Fig. 2 Cyclic voltammograms of compounds 2 (green trace), 3^a (blue trace), 3^b (red trace) and 4·BF₄ (dark grey trace), recorded in THF (0.1 M ⁿBu₄NPF₆) at a glassy carbon electrode (analyte concentration: 1 mM, scan rate: 100 mV s⁻¹).

To specifically address this point, we decided to synthesize the radical anions corresponding to the reduction of 3^a and 3^b. Encouraged by the reversible electrochemical behaviour of those compounds on the CV timescale, we thus turned our attention to their preparative chemical reduction. Notably, one-electron reduction using potassium graphite (KC₈) in dry tetrahydrofuran enabled the isolation of the desired species in reasonable yields (>50%), as dark red solids. The structures of [K][3^a˙] and [K][3^b˙] were confirmed by single-crystal X-ray diffraction (Fig. 3, together with relevant bond lengths and angles summarized in Table 2). Upon comparison with the parent neutral compounds, notable modifications are identified. Increased bending of the N–N–O angles is observed, with values as low as 103.2° in [3^a˙]⁻. To the best of our knowledge, it is one of the most acute angles reported for this structural motif so far, excluding cyclic derivatives.^29–32 Meanwhile, the elongation of both the N–N and N–O bonds in the N₂O motif is observed. The N–N bonds are observed in the range 1.34–1.35 Å in [3^a˙]⁻ and [3^b˙]⁻, which are typically halfway between single and double bonds and thus suggest an overall bond order of 1.5. As for the N–O bonds, they range from 1.40 to 1.41 Å, consistent with single bond character. Conversely, contraction of the B–O and C_NHC–N bonds is observed, suggesting increased interactions within the FLP-type adducts that may account for the observed persistence of the radicals. A significant change in the structural features of these radicals lies in the increased coplanarity of the N₂O motif and the imidazolium ring: the dihedral angles associated with these two moieties shift from 19.80° and 23.55° in 3^a–b to 5.6° and 2.5° for [3^a˙]⁻ and [3^b˙]⁻, respectively. Similarly observed in radicals based on NHC–CO₂–borane adducts,²⁷ this overall flattening probably arises from increased conjugation within the radical.

Given entries>
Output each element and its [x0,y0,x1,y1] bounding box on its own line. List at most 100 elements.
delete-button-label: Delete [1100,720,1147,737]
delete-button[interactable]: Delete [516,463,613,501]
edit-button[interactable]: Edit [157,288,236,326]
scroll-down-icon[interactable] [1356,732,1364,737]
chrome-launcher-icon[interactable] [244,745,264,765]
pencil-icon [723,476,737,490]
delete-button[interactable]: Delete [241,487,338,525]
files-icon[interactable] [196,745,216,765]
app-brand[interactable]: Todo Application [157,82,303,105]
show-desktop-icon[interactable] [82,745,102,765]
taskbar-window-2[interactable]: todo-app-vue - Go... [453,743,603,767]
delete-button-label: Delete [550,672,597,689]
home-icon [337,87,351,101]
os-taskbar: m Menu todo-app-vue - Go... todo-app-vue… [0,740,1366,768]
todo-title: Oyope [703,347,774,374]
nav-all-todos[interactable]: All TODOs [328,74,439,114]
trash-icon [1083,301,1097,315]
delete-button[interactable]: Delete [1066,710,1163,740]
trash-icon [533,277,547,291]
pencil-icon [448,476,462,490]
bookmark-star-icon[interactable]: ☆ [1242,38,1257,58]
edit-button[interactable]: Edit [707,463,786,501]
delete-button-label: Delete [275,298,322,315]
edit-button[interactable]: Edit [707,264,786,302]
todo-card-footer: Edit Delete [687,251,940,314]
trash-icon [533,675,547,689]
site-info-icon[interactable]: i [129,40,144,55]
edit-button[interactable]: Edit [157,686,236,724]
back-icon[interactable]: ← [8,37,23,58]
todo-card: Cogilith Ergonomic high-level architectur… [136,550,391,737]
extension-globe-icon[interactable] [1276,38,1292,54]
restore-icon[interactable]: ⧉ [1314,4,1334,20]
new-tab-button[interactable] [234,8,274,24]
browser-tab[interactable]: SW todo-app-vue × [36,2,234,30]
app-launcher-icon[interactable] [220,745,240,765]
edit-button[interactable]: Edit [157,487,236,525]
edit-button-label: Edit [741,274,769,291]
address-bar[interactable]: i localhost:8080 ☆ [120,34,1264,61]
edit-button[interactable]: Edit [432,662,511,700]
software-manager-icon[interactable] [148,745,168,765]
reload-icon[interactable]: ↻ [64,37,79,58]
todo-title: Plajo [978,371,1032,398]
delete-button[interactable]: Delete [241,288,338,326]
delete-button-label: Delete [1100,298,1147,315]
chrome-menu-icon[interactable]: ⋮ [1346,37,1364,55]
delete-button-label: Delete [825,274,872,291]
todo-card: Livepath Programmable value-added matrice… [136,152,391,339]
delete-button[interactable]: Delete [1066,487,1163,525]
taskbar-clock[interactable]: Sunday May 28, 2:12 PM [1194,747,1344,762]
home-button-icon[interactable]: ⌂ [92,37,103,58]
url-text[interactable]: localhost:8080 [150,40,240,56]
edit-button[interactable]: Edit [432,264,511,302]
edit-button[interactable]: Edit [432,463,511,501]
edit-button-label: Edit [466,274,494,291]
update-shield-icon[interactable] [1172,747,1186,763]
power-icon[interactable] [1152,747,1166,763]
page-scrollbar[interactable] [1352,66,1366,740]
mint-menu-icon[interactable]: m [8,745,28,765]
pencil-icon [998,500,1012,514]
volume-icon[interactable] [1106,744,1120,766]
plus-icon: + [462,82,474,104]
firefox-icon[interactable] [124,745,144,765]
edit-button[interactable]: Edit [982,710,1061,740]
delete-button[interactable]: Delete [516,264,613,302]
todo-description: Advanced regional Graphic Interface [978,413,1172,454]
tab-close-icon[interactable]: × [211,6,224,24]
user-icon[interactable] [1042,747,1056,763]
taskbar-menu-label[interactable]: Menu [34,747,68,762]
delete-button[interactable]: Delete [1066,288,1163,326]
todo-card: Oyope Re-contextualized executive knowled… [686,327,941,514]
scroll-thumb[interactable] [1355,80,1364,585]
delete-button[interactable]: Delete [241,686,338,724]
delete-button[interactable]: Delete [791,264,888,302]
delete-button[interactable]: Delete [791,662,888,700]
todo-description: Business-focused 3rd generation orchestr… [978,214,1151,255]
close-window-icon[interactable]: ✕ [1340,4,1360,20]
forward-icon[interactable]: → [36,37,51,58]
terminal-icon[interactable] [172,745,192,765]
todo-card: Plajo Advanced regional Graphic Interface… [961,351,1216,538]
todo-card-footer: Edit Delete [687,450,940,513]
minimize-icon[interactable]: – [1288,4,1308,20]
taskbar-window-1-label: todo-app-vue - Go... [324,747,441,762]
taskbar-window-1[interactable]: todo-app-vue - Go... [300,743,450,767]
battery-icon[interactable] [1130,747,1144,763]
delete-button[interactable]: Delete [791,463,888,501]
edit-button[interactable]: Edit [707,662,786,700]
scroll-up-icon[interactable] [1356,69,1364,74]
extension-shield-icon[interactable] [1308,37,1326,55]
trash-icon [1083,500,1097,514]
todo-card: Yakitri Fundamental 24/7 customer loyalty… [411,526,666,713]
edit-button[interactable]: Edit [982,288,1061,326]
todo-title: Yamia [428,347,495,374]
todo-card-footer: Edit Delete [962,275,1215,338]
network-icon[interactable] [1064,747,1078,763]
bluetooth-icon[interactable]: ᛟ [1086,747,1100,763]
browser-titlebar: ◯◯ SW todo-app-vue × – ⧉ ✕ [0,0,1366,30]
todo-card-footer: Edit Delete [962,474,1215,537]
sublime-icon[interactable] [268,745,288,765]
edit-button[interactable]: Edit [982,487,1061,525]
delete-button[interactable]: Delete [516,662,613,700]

Task statement>
Answer these questions using the text extract on cyclic voltammetry and radical anions:
(a) At what scan rate were the cyclic voltammograms recorded?
(b) Over what range do the N–O bond lengths in the radical anions fall?
(c) What dihedral angle between the N₂O motif and the imidazolium ring is given for [3^b˙]⁻?

Solution below>
(a) 100 mV s⁻¹
(b) 1.40 to 1.41 Å
(c) 2.5°